• [EXERCISE BRIEF] Quote all of the data below exactly, please.

## START

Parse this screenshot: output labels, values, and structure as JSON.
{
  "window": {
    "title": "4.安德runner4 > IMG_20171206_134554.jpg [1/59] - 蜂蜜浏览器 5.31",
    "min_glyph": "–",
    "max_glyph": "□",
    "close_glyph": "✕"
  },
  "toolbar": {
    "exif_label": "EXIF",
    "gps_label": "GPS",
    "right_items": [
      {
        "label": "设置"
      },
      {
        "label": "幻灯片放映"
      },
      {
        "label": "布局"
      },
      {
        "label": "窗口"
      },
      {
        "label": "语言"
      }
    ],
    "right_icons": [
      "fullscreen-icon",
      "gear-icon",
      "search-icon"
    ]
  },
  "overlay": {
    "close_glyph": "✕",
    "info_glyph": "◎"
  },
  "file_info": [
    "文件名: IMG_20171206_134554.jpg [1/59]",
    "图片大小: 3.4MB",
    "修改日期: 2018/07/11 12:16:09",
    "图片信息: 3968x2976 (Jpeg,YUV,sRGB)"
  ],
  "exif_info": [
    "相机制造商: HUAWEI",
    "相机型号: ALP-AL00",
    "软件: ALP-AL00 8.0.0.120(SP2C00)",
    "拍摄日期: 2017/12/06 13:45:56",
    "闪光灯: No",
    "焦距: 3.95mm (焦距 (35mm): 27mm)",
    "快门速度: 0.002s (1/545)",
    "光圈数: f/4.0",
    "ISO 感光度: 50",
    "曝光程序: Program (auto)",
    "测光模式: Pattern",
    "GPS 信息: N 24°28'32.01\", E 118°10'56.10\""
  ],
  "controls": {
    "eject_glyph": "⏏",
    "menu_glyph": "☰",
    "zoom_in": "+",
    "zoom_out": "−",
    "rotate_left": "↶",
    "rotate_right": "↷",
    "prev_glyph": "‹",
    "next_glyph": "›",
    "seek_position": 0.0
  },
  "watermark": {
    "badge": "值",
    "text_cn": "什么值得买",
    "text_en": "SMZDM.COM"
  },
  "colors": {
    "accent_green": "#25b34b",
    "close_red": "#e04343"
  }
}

## END

• [SOLUTION TO THIS TASK]
Parse this screenshot: output labels, values, and structure as JSON.
{
  "window": {
    "title": "4.安德runner4 > IMG_20171206_134554.jpg [1/59] - 蜂蜜浏览器 5.31",
    "min_glyph": "–",
    "max_glyph": "□",
    "close_glyph": "✕"
  },
  "toolbar": {
    "exif_label": "EXIF",
    "gps_label": "GPS",
    "right_items": [
      {
        "label": "设置"
      },
      {
        "label": "幻灯片放映"
      },
      {
        "label": "布局"
      },
      {
        "label": "窗口"
      },
      {
        "label": "语言"
      }
    ],
    "right_icons": [
      "fullscreen-icon",
      "gear-icon",
      "search-icon"
    ]
  },
  "overlay": {
    "close_glyph": "✕",
    "info_glyph": "◎"
  },
  "file_info": [
    "文件名: IMG_20171206_134554.jpg [1/59]",
    "图片大小: 3.4MB",
    "修改日期: 2018/07/11 12:16:09",
    "图片信息: 3968x2976 (Jpeg,YUV,sRGB)"
  ],
  "exif_info": [
    "相机制造商: HUAWEI",
    "相机型号: ALP-AL00",
    "软件: ALP-AL00 8.0.0.120(SP2C00)",
    "拍摄日期: 2017/12/06 13:45:56",
    "闪光灯: No",
    "焦距: 3.95mm (焦距 (35mm): 27mm)",
    "快门速度: 0.002s (1/545)",
    "光圈数: f/4.0",
    "ISO 感光度: 50",
    "曝光程序: Program (auto)",
    "测光模式: Pattern",
    "GPS 信息: N 24°28'32.01\", E 118°10'56.10\""
  ],
  "controls": {
    "eject_glyph": "⏏",
    "menu_glyph": "☰",
    "zoom_in": "+",
    "zoom_out": "−",
    "rotate_left": "↶",
    "rotate_right": "↷",
    "prev_glyph": "‹",
    "next_glyph": "›",
    "seek_position": 0.0
  },
  "watermark": {
    "badge": "值",
    "text_cn": "什么值得买",
    "text_en": "SMZDM.COM"
  },
  "colors": {
    "accent_green": "#25b34b",
    "close_red": "#e04343"
  }
}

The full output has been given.